**SUPPLIED DATA**
──────
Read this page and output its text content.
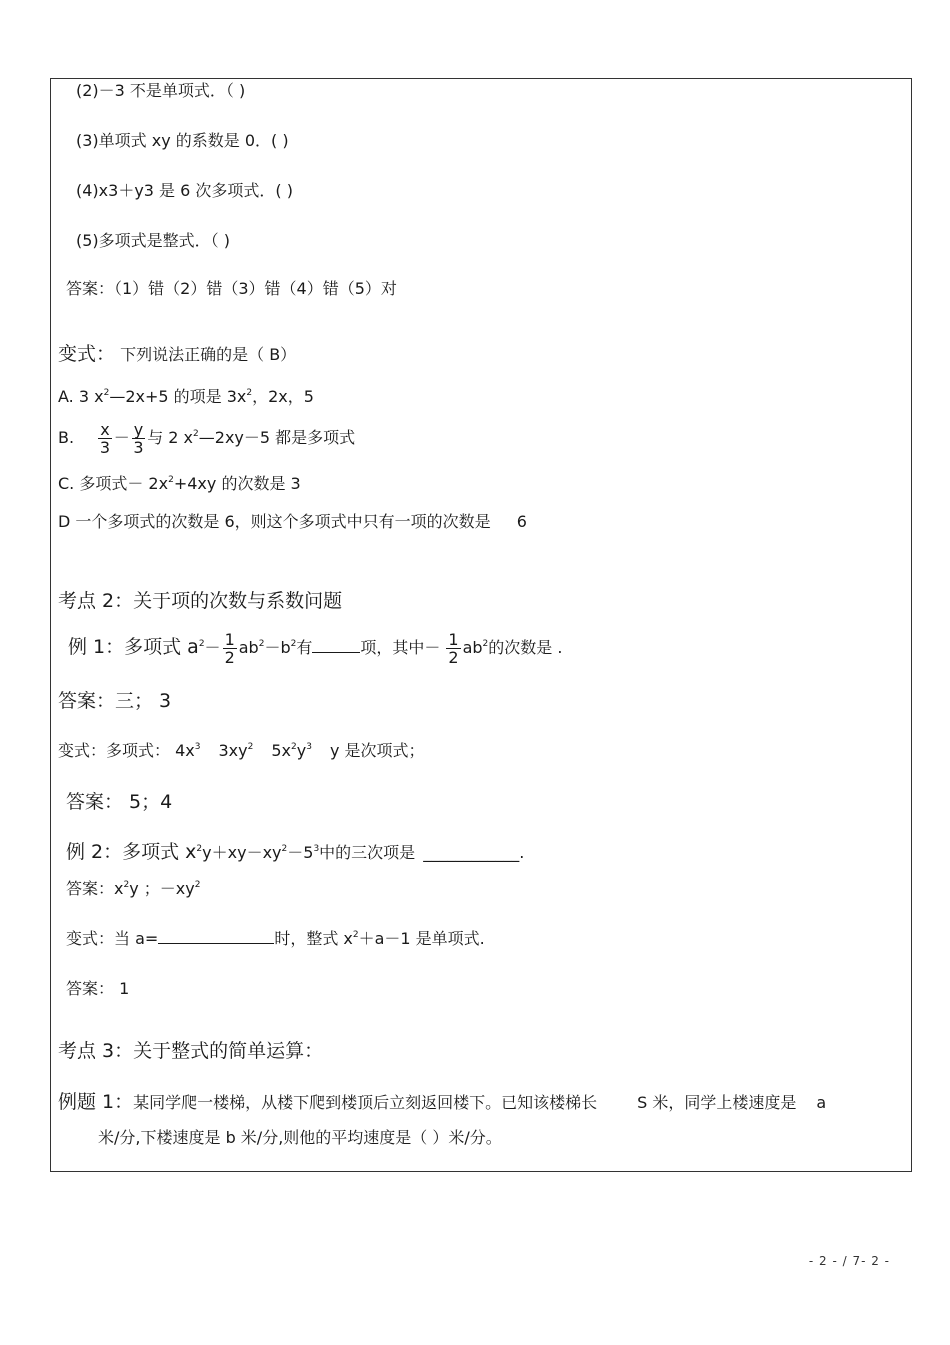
(2)－3 不是单项式．（ )
(3)单项式 xy 的系数是 0．( )
(4)x3＋y3 是 6 次多项式．( )
(5)多项式是整式．（ )
答案：（1）错（2）错（3）错（4）错（5）对
变式： 下列说法正确的是（ B）
A. 3 $x^2—2x+5$ 的项是 $3x^2$，2x，5
B. $\frac{x}{3} - \frac{y}{3}$ 与 2 $x^2—2xy-5$ 都是多项式
C. 多项式－ $2x^2+4xy$ 的次数是 3
D 一个多项式的次数是 6，则这个多项式中只有一项的次数是 6
考点 2：关于项的次数与系数问题
例 1：多项式 $a^2- \frac{1}{2} ab^2-b^2$有	项，其中－ $\frac{1}{2} ab^2$的次数是 .
答案：三； 3
变式：多项式： $4x^3$ $3xy^2$ $5x^2y^3$ y 是次项式；
答案： 5；4
例 2：多项式 $x^2y+xy-xy^2-5^3$中的三次项是 ____________.
答案：$x^2y$ ；$-xy^2$
变式：当 a=	时，整式 $x^2+a-1$ 是单项式.
答案： 1
考点 3：关于整式的简单运算：
例题 1：某同学爬一楼梯，从楼下爬到楼顶后立刻返回楼下。已知该楼梯长	S 米，同学上楼速度是 a
米/分,下楼速度是 b 米/分,则他的平均速度是（ ）米/分。
- 2 - / 7- 2 -
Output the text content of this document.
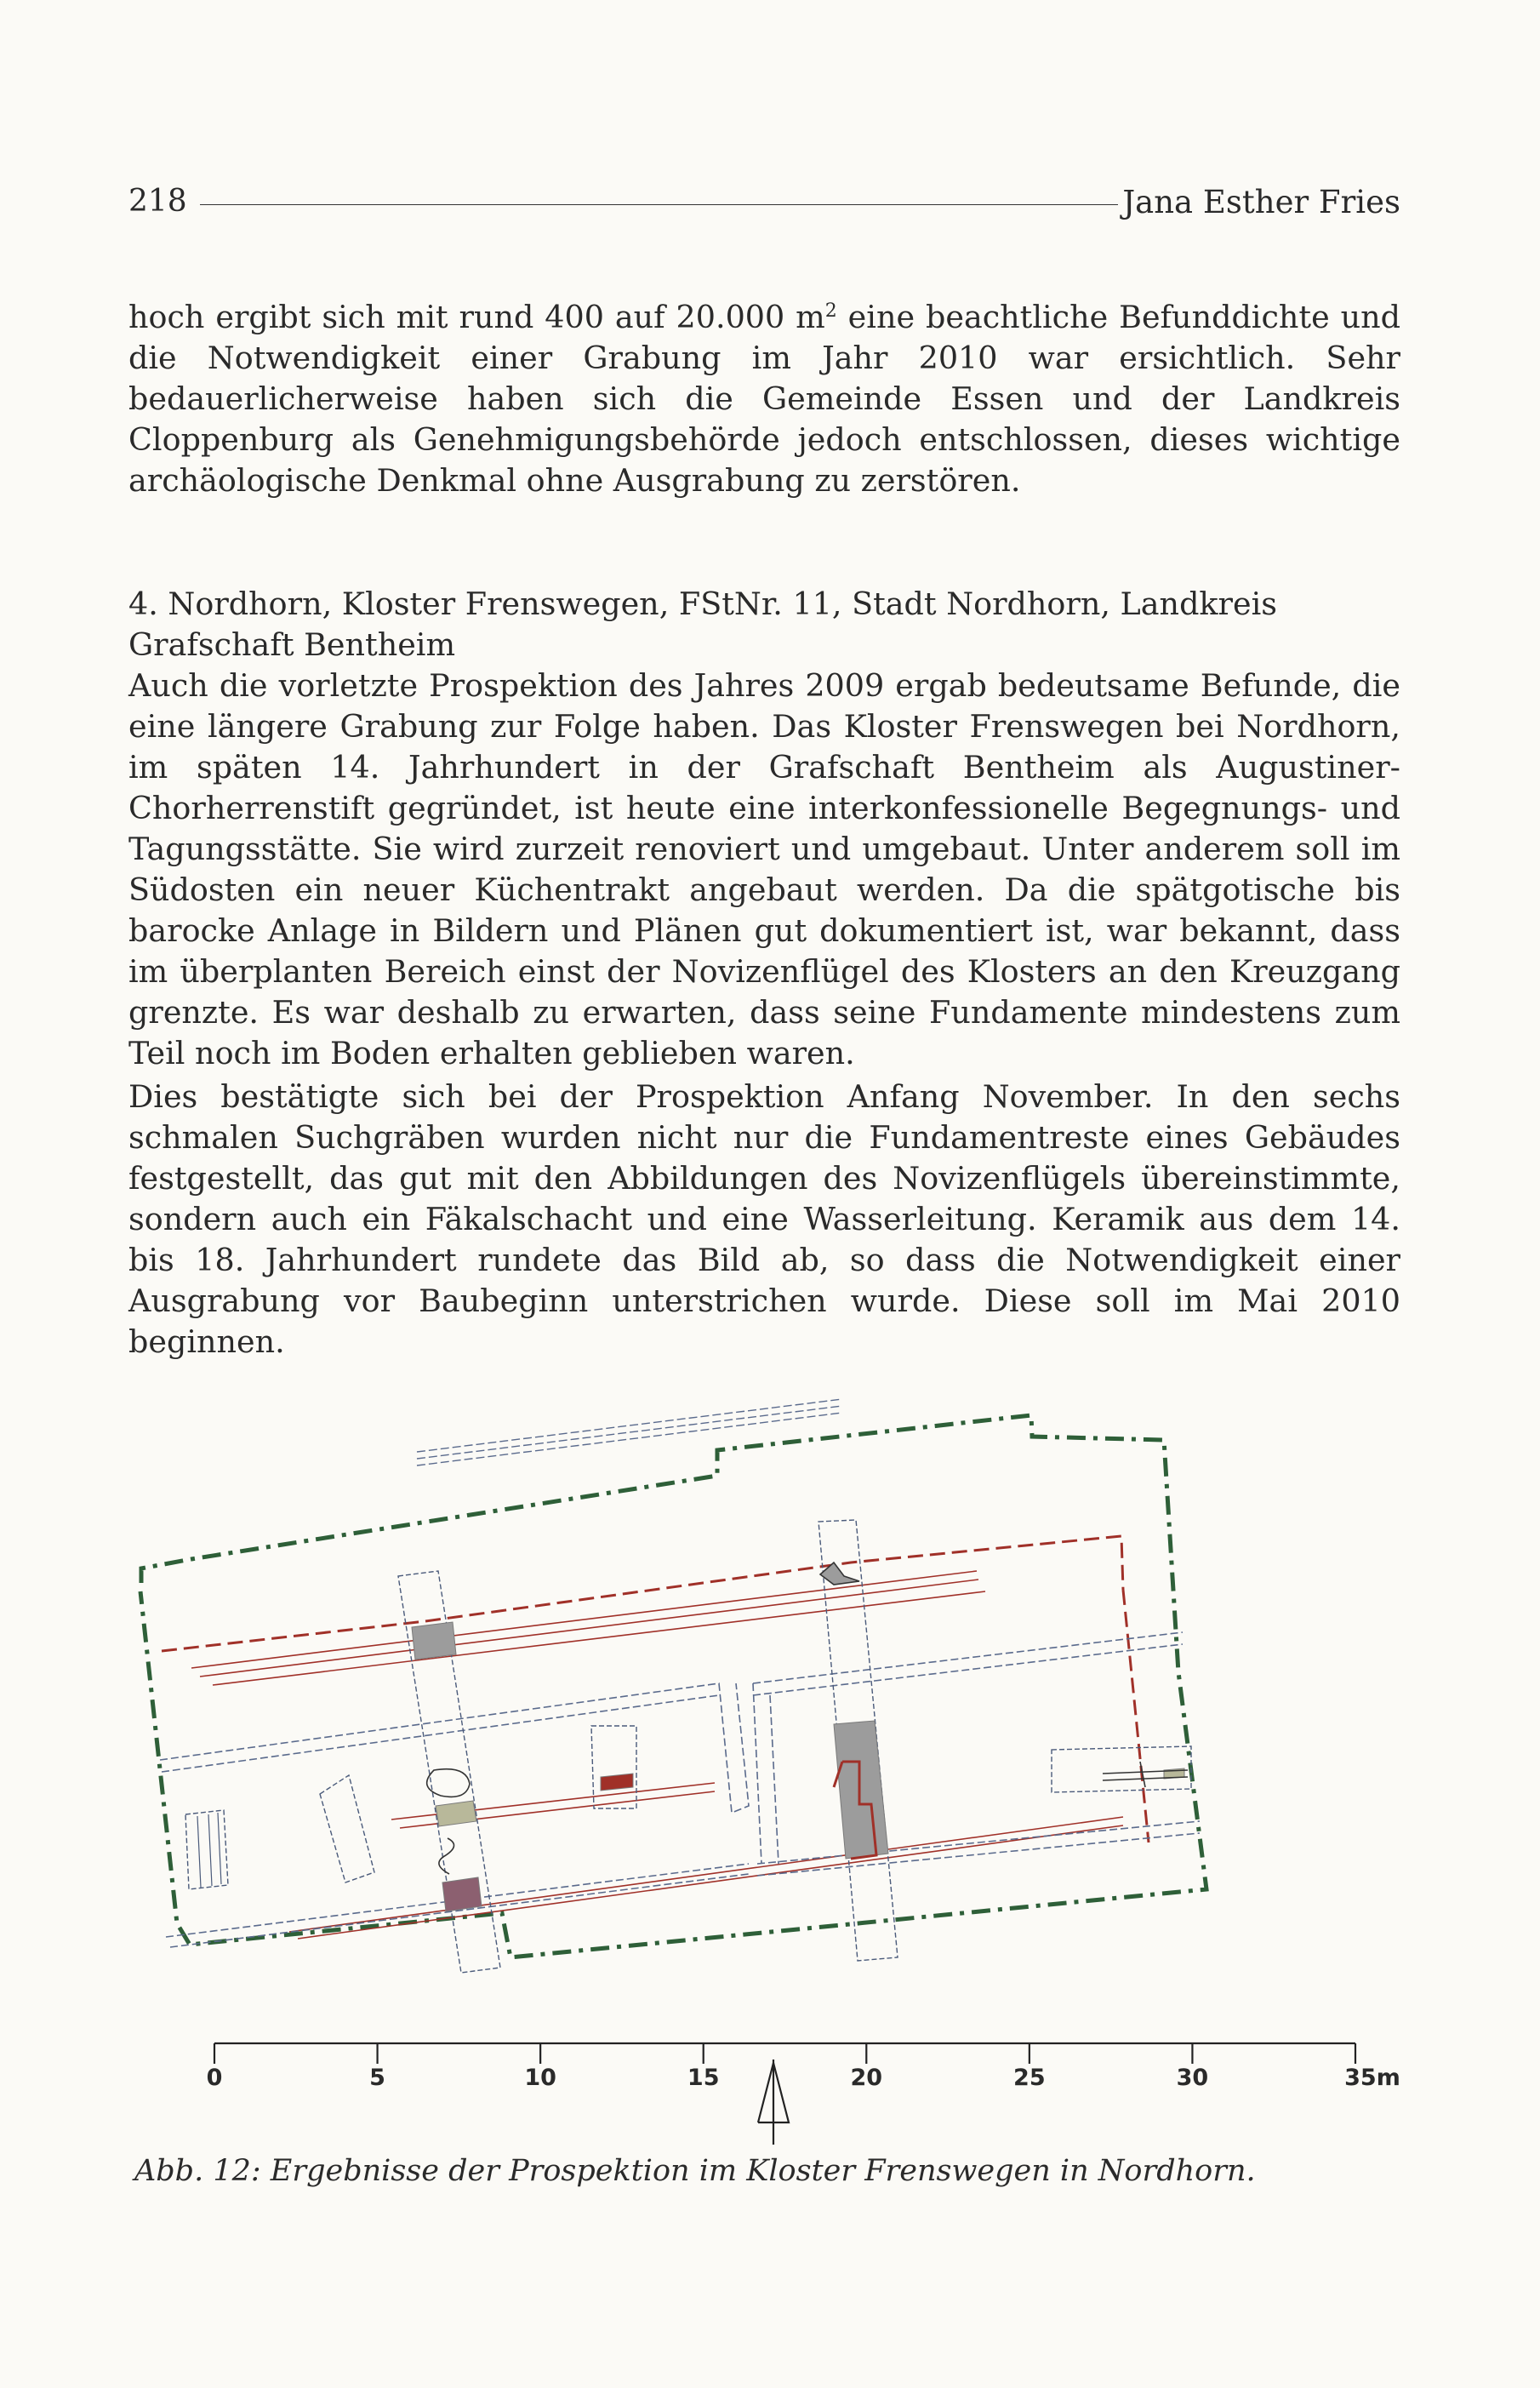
218	Jana Esther Fries

hoch ergibt sich mit rund 400 auf 20.000 $m^2$ eine beachtliche Befunddichte und die Notwendigkeit einer Grabung im Jahr 2010 war ersichtlich. Sehr bedauerlicherweise haben sich die Gemeinde Essen und der Landkreis Cloppenburg als Genehmigungsbehörde jedoch entschlossen, dieses wichtige archäologische Denkmal ohne Ausgrabung zu zerstören.

4. Nordhorn, Kloster Frenswegen, FStNr. 11, Stadt Nordhorn, Landkreis Grafschaft Bentheim

Auch die vorletzte Prospektion des Jahres 2009 ergab bedeutsame Befunde, die eine längere Grabung zur Folge haben. Das Kloster Frenswegen bei Nordhorn, im späten 14. Jahrhundert in der Grafschaft Bentheim als Augustiner-Chorherrenstift gegründet, ist heute eine interkonfessionelle Begegnungs- und Tagungsstätte. Sie wird zurzeit renoviert und umgebaut. Unter anderem soll im Südosten ein neuer Küchentrakt angebaut werden. Da die spätgotische bis barocke Anlage in Bildern und Plänen gut dokumentiert ist, war bekannt, dass im überplanten Bereich einst der Novizenflügel des Klosters an den Kreuzgang grenzte. Es war deshalb zu erwarten, dass seine Fundamente mindestens zum Teil noch im Boden erhalten geblieben waren.

Dies bestätigte sich bei der Prospektion Anfang November. In den sechs schmalen Suchgräben wurden nicht nur die Fundamentreste eines Gebäudes festgestellt, das gut mit den Abbildungen des Novizenflügels übereinstimmte, sondern auch ein Fäkalschacht und eine Wasserleitung. Keramik aus dem 14. bis 18. Jahrhundert rundete das Bild ab, so dass die Notwendigkeit einer Ausgrabung vor Baubeginn unterstrichen wurde. Diese soll im Mai 2010 beginnen.

0	5	10	15	20	25	30	35m
Abb. 12: Ergebnisse der Prospektion im Kloster Frenswegen in Nordhorn.
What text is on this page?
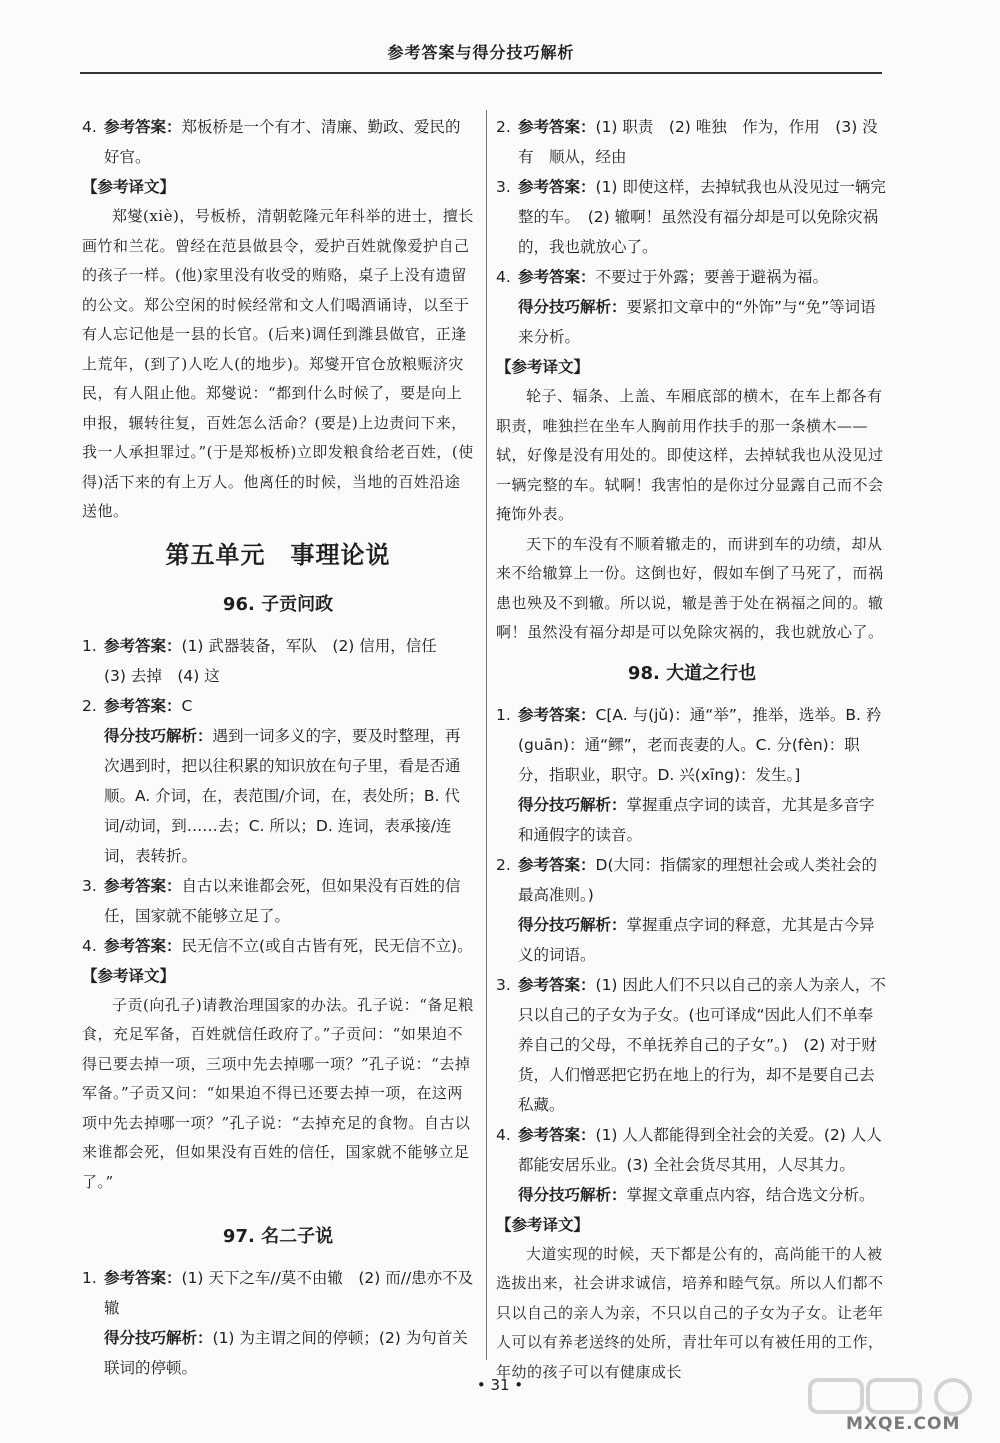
参考答案与得分技巧解析

4. 参考答案：郑板桥是一个有才、清廉、勤政、爱民的好官。

【参考译文】

郑燮(xiè)，号板桥，清朝乾隆元年科举的进士，擅长画竹和兰花。曾经在范县做县令，爱护百姓就像爱护自己的孩子一样。(他)家里没有收受的贿赂，桌子上没有遗留的公文。郑公空闲的时候经常和文人们喝酒诵诗，以至于有人忘记他是一县的长官。(后来)调任到潍县做官，正逢上荒年，(到了)人吃人(的地步)。郑燮开官仓放粮赈济灾民，有人阻止他。郑燮说：“都到什么时候了，要是向上申报，辗转往复，百姓怎么活命？(要是)上边责问下来，我一人承担罪过。”(于是郑板桥)立即发粮食给老百姓，(使得)活下来的有上万人。他离任的时候，当地的百姓沿途送他。

第五单元　事理论说
96. 子贡问政

1. 参考答案：(1) 武器装备，军队　(2) 信用，信任　(3) 去掉　(4) 这

2. 参考答案：C

得分技巧解析：遇到一词多义的字，要及时整理，再次遇到时，把以往积累的知识放在句子里，看是否通顺。A. 介词，在，表范围/介词，在，表处所；B. 代词/动词，到……去；C. 所以；D. 连词，表承接/连词，表转折。

3. 参考答案：自古以来谁都会死，但如果没有百姓的信任，国家就不能够立足了。

4. 参考答案：民无信不立(或自古皆有死，民无信不立)。

【参考译文】

子贡(向孔子)请教治理国家的办法。孔子说：“备足粮食，充足军备，百姓就信任政府了。”子贡问：“如果迫不得已要去掉一项，三项中先去掉哪一项？”孔子说：“去掉军备。”子贡又问：“如果迫不得已还要去掉一项，在这两项中先去掉哪一项？”孔子说：“去掉充足的食物。自古以来谁都会死，但如果没有百姓的信任，国家就不能够立足了。”

97. 名二子说

1. 参考答案：(1) 天下之车//莫不由辙　(2) 而//患亦不及辙

得分技巧解析：(1) 为主谓之间的停顿；(2) 为句首关联词的停顿。

2. 参考答案：(1) 职责　(2) 唯独　作为，作用　(3) 没有　顺从，经由

3. 参考答案：(1) 即使这样，去掉轼我也从没见过一辆完整的车。　(2) 辙啊！虽然没有福分却是可以免除灾祸的，我也就放心了。

4. 参考答案：不要过于外露；要善于避祸为福。

得分技巧解析：要紧扣文章中的“外饰”与“免”等词语来分析。

【参考译文】

轮子、辐条、上盖、车厢底部的横木，在车上都各有职责，唯独拦在坐车人胸前用作扶手的那一条横木——轼，好像是没有用处的。即使这样，去掉轼我也从没见过一辆完整的车。轼啊！我害怕的是你过分显露自己而不会掩饰外表。

天下的车没有不顺着辙走的，而讲到车的功绩，却从来不给辙算上一份。这倒也好，假如车倒了马死了，而祸患也殃及不到辙。所以说，辙是善于处在祸福之间的。辙啊！虽然没有福分却是可以免除灾祸的，我也就放心了。

98. 大道之行也

1. 参考答案：C[A. 与(jǔ)：通“举”，推举，选举。B. 矜(guān)：通“鳏”，老而丧妻的人。C. 分(fèn)：职分，指职业，职守。D. 兴(xīng)：发生。]

得分技巧解析：掌握重点字词的读音，尤其是多音字和通假字的读音。

2. 参考答案：D(大同：指儒家的理想社会或人类社会的最高准则。)

得分技巧解析：掌握重点字词的释意，尤其是古今异义的词语。

3. 参考答案：(1) 因此人们不只以自己的亲人为亲人，不只以自己的子女为子女。(也可译成“因此人们不单奉养自己的父母，不单抚养自己的子女”。)　(2) 对于财货，人们憎恶把它扔在地上的行为，却不是要自己去私藏。

4. 参考答案：(1) 人人都能得到全社会的关爱。(2) 人人都能安居乐业。(3) 全社会货尽其用，人尽其力。

得分技巧解析：掌握文章重点内容，结合选文分析。

【参考译文】

大道实现的时候，天下都是公有的，高尚能干的人被选拔出来，社会讲求诚信，培养和睦气氛。所以人们都不只以自己的亲人为亲，不只以自己的子女为子女。让老年人可以有养老送终的处所，青壮年可以有被任用的工作，年幼的孩子可以有健康成长

• 31 •
MXQE.COM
──────
**AIM OF THE TASK**
Out of the records, collect only those lines that contain the string "不只以自己的子女为子女".

**ANSWER IN FULL**
3. 参考答案：(1) 因此人们不只以自己的亲人为亲人，不只以自己的子女为子女。(也可译成“因此人们不单奉养自己的父母，不单抚养自己的子女”。)　(2) 对于财货，人们憎恶把它扔在地上的行为，却不是要自己去私藏。
大道实现的时候，天下都是公有的，高尚能干的人被选拔出来，社会讲求诚信，培养和睦气氛。所以人们都不只以自己的亲人为亲，不只以自己的子女为子女。让老年人可以有养老送终的处所，青壮年可以有被任用的工作，年幼的孩子可以有健康成长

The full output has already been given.